*Problem*. Can you repeat the rows from the line with "30〜39歳: [555, 275, 563, 282]" to the line with "50〜59歳: [526, 271, 534, 278]", switching "40〜49歳" to "40〜49才" and leaving everything else as it is?
*** Input ***
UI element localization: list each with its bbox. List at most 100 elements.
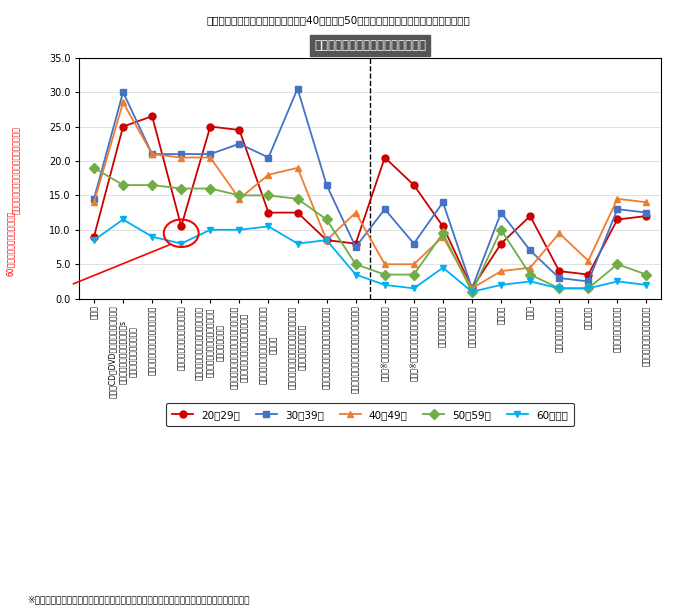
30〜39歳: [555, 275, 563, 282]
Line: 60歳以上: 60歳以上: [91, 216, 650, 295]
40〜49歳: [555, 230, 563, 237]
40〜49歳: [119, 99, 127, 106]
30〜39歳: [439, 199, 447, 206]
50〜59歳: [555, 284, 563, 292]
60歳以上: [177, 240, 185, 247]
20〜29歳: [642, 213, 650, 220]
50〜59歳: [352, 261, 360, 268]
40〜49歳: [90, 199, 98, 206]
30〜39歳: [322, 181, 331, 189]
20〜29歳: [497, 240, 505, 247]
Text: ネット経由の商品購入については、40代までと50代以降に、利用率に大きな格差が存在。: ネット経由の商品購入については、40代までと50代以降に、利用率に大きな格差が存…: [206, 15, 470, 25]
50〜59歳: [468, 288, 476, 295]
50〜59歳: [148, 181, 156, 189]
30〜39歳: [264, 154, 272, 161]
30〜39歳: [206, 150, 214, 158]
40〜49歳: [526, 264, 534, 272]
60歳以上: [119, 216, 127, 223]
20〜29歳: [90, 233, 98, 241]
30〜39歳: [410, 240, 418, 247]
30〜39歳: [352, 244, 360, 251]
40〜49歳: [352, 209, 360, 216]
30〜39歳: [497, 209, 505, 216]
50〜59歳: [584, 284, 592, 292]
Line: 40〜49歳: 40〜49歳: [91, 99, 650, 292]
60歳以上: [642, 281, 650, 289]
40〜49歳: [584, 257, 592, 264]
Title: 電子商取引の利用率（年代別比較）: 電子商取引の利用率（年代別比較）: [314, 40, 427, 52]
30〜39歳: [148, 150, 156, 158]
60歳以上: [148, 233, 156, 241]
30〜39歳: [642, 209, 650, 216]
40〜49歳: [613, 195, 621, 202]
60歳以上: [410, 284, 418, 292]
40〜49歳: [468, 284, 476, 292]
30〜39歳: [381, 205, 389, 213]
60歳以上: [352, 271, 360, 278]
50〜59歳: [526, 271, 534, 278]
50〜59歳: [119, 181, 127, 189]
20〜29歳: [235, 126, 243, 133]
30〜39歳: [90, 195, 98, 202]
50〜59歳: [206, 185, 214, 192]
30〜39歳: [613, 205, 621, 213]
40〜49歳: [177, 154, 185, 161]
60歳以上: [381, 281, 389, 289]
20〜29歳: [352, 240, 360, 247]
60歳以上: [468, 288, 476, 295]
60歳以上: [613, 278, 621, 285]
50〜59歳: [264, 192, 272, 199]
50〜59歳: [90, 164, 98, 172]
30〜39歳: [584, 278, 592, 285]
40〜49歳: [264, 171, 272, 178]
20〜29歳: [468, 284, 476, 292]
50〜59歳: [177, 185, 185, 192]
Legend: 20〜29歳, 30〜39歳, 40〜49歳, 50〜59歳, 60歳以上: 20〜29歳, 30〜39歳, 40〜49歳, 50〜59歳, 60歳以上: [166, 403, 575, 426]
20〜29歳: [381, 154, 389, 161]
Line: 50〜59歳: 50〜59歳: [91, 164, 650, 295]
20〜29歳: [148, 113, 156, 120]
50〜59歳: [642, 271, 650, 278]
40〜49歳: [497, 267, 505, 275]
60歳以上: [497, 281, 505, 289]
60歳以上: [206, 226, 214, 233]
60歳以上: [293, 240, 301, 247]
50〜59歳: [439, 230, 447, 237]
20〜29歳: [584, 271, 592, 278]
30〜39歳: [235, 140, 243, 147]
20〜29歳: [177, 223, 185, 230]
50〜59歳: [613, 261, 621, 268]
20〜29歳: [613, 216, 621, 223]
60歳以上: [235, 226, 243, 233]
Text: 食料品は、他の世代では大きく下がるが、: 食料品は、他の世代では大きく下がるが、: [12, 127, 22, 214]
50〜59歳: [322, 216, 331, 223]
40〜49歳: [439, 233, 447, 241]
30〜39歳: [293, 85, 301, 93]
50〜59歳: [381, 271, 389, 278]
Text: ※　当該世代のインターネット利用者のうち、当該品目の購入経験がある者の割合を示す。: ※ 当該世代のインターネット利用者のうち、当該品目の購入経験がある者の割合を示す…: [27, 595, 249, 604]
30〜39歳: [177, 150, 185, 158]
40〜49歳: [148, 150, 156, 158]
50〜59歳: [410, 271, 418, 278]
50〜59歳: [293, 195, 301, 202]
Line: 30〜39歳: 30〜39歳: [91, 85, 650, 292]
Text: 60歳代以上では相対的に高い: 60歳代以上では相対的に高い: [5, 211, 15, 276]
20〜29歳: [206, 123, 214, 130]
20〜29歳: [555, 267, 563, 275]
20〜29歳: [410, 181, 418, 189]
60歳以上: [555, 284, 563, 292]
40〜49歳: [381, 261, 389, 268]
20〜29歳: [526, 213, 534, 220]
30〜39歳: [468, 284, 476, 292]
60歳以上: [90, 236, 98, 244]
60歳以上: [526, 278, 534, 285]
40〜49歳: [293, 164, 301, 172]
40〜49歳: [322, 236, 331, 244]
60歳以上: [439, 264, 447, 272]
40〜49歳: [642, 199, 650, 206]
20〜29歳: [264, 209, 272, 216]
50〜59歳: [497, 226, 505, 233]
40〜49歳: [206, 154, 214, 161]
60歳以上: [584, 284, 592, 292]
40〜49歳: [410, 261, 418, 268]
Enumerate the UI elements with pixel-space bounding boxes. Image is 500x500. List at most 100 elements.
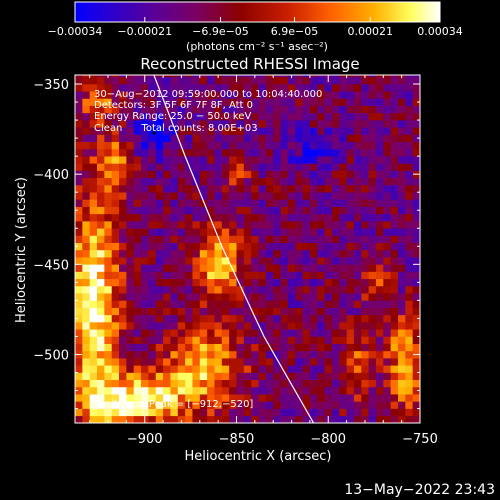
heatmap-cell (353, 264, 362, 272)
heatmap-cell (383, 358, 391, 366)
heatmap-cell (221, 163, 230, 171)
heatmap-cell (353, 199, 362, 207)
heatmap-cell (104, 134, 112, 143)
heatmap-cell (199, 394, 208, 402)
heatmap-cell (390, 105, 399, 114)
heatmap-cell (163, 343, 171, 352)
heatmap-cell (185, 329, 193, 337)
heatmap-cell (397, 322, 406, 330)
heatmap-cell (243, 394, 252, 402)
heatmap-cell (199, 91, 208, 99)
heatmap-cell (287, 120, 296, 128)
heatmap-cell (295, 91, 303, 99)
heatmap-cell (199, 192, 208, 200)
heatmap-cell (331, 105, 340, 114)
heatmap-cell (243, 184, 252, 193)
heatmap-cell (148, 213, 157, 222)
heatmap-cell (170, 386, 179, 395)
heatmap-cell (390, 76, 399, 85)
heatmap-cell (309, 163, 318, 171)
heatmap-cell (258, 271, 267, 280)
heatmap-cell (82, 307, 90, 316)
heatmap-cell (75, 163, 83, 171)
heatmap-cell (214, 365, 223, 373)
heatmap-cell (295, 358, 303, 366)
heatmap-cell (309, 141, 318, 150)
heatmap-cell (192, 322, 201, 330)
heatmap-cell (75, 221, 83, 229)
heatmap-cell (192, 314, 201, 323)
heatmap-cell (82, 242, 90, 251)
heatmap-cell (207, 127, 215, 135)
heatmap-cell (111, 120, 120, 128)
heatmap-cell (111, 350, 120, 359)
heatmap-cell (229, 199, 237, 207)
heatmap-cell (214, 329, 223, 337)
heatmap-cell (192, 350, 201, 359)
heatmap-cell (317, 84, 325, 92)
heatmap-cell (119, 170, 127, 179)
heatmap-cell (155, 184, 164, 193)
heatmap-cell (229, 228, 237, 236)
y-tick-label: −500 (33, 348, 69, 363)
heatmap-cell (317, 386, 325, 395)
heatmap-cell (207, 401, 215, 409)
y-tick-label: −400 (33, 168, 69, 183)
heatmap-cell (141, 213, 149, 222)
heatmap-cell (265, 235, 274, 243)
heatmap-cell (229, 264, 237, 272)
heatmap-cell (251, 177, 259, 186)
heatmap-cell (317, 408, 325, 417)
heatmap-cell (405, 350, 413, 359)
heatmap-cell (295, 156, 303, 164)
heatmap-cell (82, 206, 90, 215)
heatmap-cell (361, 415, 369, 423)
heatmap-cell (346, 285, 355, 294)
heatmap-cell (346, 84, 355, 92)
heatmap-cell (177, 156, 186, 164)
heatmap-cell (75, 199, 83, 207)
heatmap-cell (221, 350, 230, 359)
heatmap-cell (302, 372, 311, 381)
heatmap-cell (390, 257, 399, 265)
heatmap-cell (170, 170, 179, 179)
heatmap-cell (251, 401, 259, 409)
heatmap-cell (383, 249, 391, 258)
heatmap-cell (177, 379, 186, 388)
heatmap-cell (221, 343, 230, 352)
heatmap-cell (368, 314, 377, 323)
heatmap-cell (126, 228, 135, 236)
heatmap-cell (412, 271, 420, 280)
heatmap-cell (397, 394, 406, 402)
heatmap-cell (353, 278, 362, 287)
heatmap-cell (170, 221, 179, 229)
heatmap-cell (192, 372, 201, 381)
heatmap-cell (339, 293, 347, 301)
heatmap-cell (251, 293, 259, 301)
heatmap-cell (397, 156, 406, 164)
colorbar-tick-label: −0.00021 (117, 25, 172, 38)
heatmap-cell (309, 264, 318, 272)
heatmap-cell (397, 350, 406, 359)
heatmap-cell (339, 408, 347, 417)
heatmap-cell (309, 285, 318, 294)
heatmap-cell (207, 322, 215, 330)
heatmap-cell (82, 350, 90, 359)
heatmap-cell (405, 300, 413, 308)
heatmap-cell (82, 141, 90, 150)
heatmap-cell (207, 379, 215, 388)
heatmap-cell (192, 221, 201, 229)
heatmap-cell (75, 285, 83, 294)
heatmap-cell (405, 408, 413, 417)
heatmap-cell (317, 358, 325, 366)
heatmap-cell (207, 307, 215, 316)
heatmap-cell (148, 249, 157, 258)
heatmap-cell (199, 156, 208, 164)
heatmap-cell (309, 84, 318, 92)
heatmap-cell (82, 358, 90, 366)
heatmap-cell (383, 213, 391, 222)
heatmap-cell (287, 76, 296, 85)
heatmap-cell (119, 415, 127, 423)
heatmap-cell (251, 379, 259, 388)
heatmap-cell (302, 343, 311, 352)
***
*** Input ***
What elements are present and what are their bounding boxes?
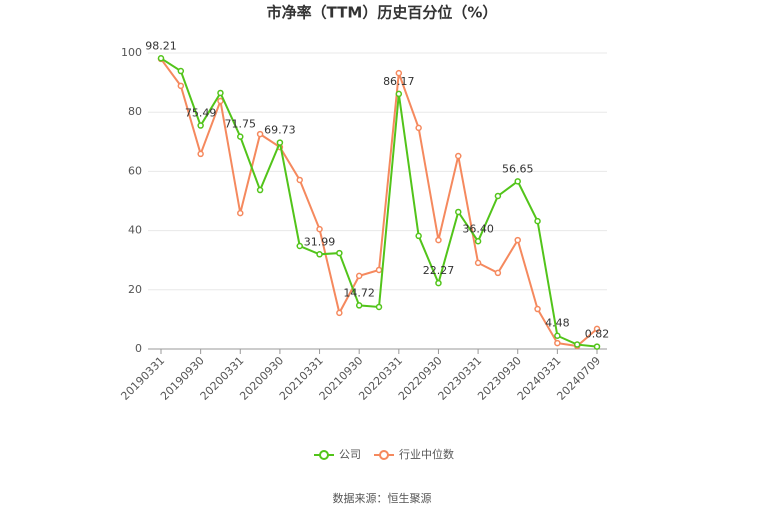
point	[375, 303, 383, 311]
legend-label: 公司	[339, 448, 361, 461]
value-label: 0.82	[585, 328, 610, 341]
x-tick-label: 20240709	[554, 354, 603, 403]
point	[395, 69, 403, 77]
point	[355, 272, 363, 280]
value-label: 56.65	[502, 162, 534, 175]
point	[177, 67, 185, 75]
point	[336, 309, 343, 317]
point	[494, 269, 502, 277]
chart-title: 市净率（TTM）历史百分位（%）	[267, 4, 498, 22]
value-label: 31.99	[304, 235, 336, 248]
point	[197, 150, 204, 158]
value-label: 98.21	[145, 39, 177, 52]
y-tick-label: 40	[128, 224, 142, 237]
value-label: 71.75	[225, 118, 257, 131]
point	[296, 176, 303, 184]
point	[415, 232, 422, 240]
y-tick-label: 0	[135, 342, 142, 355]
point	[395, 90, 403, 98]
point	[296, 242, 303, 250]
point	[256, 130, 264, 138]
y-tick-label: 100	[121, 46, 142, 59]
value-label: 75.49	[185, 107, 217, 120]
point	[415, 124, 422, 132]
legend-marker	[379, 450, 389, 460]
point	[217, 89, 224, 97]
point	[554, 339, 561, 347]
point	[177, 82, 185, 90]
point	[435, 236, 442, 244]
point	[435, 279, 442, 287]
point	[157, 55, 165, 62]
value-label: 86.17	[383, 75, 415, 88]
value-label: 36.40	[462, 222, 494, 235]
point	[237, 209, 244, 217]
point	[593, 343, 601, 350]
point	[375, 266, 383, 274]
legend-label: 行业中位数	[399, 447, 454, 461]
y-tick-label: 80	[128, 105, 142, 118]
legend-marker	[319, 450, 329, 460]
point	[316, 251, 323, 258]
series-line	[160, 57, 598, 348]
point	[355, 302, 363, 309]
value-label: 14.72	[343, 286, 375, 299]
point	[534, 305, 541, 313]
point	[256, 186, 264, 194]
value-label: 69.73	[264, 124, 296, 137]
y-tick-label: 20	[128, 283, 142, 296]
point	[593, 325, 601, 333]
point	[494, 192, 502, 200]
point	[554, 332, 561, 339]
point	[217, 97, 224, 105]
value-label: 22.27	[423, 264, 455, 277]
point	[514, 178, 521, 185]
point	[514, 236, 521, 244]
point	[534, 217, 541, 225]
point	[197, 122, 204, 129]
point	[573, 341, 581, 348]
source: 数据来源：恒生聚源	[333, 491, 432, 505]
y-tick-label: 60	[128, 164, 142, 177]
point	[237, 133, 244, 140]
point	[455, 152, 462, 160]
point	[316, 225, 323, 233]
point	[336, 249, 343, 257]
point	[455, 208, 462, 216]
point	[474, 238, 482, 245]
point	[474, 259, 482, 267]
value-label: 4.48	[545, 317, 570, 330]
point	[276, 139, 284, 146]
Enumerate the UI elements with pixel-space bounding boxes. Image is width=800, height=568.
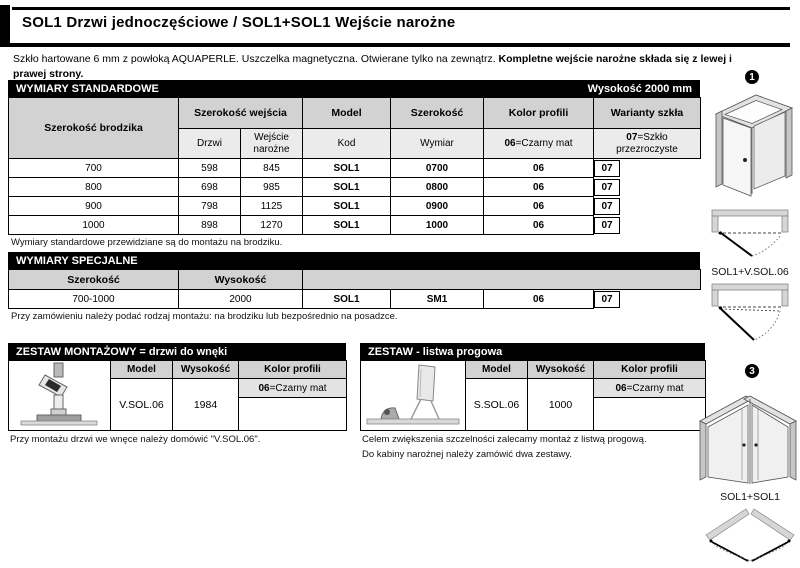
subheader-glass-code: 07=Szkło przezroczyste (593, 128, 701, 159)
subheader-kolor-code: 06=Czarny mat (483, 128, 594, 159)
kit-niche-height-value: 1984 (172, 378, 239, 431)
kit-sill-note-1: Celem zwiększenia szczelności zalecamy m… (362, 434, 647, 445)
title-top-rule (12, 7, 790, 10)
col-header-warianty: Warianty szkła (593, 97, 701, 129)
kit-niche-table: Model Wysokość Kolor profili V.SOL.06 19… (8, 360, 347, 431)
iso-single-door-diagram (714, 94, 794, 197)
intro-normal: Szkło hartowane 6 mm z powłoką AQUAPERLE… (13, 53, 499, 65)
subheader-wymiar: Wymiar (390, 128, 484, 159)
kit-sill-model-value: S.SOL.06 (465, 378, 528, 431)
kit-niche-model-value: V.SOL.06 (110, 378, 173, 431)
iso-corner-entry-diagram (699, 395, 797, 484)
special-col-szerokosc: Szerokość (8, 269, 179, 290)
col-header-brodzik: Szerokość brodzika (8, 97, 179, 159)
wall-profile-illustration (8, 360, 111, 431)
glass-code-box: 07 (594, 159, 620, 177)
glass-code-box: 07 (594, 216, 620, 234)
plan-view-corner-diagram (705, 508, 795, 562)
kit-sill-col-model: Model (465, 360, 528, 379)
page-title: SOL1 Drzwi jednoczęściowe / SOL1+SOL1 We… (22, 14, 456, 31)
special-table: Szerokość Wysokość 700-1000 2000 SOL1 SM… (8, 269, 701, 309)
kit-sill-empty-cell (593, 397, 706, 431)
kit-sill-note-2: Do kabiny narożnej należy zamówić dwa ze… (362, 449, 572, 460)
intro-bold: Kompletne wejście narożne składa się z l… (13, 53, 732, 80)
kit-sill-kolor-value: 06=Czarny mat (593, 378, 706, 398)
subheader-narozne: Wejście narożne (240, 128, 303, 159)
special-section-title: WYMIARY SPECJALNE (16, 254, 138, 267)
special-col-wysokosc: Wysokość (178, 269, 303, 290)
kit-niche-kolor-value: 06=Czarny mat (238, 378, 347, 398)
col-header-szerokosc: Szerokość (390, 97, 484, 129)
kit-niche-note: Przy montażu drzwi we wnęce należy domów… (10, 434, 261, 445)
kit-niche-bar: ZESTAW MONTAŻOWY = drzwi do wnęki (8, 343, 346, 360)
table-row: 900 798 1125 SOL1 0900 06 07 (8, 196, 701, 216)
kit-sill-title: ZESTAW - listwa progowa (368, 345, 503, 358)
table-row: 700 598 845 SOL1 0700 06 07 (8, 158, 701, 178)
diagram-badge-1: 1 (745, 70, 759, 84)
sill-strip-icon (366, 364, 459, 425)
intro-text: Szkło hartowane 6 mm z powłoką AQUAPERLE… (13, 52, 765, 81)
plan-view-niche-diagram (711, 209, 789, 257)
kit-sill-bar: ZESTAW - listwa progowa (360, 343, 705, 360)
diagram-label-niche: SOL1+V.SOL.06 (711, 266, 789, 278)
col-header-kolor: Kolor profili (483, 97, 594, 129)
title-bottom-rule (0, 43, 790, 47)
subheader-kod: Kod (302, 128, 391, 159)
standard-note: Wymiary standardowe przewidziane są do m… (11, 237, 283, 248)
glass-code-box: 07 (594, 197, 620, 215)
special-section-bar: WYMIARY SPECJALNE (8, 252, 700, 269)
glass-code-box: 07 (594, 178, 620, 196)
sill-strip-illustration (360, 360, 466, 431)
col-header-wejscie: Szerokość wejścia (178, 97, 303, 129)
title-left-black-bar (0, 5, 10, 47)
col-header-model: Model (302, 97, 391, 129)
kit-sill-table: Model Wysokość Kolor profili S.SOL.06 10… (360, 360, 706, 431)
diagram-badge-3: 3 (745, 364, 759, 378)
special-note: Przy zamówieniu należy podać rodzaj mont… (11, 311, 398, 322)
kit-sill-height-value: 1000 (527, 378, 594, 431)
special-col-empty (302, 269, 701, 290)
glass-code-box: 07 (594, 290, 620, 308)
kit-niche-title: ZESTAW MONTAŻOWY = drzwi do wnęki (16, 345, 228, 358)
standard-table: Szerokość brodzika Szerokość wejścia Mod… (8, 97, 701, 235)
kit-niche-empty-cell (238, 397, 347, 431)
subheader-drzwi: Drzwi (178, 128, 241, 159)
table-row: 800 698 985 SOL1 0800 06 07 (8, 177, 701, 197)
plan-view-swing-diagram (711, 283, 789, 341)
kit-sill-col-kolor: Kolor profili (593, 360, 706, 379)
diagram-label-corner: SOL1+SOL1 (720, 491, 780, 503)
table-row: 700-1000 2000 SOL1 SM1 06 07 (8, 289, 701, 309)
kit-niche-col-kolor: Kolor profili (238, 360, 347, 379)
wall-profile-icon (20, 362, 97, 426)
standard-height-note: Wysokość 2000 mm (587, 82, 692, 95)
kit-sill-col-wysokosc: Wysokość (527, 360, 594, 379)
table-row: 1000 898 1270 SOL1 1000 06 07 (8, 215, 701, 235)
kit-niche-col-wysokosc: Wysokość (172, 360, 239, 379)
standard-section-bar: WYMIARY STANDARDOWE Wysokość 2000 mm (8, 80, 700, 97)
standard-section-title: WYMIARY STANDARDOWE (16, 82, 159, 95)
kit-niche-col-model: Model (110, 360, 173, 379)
***
*Output of the exercise*.
30〜39歳: [555, 275, 563, 282]
Line: 60歳以上: 60歳以上: [91, 216, 650, 295]
40〜49才: [555, 230, 563, 237]
40〜49才: [119, 99, 127, 106]
30〜39歳: [439, 199, 447, 206]
50〜59歳: [555, 284, 563, 292]
60歳以上: [177, 240, 185, 247]
20〜29歳: [642, 213, 650, 220]
50〜59歳: [352, 261, 360, 268]
40〜49才: [90, 199, 98, 206]
30〜39歳: [322, 181, 331, 189]
20〜29歳: [497, 240, 505, 247]
Text: ネット経由の商品購入については、40代までと50代以降に、利用率に大きな格差が存在。: ネット経由の商品購入については、40代までと50代以降に、利用率に大きな格差が存…: [206, 15, 470, 25]
50〜59歳: [468, 288, 476, 295]
50〜59歳: [148, 181, 156, 189]
30〜39歳: [264, 154, 272, 161]
30〜39歳: [206, 150, 214, 158]
40〜49才: [526, 264, 534, 272]
60歳以上: [119, 216, 127, 223]
20〜29歳: [90, 233, 98, 241]
30〜39歳: [410, 240, 418, 247]
30〜39歳: [352, 244, 360, 251]
40〜49才: [352, 209, 360, 216]
30〜39歳: [497, 209, 505, 216]
50〜59歳: [584, 284, 592, 292]
Line: 40〜49才: 40〜49才: [91, 99, 650, 292]
60歳以上: [642, 281, 650, 289]
40〜49才: [584, 257, 592, 264]
Title: 電子商取引の利用率（年代別比較）: 電子商取引の利用率（年代別比較）: [314, 40, 427, 52]
30〜39歳: [148, 150, 156, 158]
60歳以上: [148, 233, 156, 241]
30〜39歳: [642, 209, 650, 216]
40〜49才: [613, 195, 621, 202]
60歳以上: [410, 284, 418, 292]
40〜49才: [468, 284, 476, 292]
30〜39歳: [381, 205, 389, 213]
60歳以上: [352, 271, 360, 278]
50〜59歳: [526, 271, 534, 278]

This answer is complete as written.